**** Supplied data

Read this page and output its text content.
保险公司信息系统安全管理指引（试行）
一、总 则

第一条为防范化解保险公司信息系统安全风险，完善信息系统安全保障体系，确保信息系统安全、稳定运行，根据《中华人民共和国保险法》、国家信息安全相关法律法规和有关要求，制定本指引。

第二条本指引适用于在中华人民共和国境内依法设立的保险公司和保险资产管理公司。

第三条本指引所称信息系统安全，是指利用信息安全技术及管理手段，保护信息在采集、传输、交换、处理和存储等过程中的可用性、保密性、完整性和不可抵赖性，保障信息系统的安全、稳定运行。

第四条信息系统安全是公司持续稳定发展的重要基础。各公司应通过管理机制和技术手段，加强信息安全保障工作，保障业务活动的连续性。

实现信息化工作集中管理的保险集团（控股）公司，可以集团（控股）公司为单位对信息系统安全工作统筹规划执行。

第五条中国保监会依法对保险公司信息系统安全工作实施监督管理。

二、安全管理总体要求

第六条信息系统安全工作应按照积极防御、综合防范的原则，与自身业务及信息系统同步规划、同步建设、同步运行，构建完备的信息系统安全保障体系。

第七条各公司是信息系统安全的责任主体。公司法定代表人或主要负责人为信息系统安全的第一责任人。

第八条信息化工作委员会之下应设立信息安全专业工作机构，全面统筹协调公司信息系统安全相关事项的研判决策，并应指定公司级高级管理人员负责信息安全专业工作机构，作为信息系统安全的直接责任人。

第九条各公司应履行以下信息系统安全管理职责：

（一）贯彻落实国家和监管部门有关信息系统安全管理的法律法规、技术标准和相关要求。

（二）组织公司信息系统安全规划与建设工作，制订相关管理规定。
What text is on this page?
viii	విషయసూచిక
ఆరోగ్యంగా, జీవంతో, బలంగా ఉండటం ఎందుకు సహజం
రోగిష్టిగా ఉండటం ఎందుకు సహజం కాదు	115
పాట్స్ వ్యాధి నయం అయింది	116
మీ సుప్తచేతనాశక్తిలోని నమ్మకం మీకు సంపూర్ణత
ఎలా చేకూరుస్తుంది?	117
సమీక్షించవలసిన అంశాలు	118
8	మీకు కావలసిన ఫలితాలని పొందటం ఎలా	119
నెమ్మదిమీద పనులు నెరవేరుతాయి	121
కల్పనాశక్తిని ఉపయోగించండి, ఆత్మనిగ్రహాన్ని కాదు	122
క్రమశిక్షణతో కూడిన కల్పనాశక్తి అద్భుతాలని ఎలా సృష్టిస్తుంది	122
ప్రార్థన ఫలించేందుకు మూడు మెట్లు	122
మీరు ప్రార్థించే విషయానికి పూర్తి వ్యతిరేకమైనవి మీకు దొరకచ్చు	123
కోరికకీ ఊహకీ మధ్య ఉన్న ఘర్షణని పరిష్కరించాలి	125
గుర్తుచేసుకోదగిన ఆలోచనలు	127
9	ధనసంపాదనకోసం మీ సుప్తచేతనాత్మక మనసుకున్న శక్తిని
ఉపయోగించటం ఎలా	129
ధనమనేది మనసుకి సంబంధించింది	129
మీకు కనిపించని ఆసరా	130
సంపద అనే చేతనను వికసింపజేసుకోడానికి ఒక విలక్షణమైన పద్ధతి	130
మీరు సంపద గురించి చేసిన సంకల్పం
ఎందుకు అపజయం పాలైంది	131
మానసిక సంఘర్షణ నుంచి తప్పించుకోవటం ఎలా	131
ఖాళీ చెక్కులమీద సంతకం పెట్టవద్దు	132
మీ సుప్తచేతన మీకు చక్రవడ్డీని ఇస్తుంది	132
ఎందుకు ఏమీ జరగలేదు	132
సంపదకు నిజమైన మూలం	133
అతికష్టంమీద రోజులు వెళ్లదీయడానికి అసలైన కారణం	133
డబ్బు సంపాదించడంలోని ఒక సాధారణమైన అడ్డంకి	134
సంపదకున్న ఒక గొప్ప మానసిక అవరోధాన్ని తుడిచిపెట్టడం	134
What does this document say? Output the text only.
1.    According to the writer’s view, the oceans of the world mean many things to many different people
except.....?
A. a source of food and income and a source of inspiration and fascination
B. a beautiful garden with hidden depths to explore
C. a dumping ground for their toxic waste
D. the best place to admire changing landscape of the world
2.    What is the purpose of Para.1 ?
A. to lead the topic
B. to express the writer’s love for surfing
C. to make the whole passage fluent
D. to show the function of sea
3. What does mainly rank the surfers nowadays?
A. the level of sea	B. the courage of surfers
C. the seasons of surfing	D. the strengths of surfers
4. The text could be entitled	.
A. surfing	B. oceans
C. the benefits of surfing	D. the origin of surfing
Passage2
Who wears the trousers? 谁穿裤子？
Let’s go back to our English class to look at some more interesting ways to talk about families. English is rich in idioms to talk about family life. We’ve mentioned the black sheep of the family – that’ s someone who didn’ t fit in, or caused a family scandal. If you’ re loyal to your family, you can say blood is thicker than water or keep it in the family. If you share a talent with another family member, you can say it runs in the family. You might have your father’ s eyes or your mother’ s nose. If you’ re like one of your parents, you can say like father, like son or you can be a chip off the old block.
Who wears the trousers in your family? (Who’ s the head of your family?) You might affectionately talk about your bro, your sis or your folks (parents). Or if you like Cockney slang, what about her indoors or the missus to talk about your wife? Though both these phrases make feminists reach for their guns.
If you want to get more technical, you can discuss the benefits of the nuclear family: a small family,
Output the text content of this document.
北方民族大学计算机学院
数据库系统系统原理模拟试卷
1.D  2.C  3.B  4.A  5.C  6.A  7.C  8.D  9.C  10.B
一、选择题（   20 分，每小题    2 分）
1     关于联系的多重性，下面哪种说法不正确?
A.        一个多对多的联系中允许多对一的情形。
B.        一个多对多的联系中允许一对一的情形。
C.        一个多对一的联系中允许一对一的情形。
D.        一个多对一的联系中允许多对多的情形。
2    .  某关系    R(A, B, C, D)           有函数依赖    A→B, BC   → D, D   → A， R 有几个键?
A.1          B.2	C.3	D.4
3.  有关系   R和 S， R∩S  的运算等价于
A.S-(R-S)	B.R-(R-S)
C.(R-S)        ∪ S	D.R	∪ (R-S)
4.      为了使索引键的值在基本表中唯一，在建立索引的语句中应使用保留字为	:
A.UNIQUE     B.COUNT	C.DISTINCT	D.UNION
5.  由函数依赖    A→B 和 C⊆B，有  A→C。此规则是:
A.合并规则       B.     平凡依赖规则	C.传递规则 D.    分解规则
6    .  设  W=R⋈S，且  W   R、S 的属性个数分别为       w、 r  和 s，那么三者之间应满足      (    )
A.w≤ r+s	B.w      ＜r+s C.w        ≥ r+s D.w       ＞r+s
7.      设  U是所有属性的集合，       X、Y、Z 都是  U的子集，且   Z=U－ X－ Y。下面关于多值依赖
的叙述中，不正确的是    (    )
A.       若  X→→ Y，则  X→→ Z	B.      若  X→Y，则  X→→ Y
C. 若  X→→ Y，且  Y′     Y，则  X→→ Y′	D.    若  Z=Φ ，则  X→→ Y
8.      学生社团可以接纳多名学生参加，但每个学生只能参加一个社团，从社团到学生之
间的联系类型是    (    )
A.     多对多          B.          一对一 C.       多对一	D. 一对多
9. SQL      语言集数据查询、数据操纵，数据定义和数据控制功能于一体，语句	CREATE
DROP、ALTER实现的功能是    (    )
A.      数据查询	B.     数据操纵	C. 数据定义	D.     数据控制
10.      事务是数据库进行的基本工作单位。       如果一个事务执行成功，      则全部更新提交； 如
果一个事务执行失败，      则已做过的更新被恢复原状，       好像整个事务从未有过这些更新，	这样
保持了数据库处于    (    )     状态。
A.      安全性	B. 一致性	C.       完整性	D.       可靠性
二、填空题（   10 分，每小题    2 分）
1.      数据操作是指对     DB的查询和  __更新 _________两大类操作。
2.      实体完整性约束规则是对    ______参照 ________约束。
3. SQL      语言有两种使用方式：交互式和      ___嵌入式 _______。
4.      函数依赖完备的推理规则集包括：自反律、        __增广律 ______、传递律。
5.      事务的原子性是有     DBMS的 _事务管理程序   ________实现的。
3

********

Find each line holding "text". Copy it out.

» Completed exercise
Read this page and output its text content.
What text is on this page?
What does this document say? Output the text only.
4. The text could be entitled	.
Output the text content of this document.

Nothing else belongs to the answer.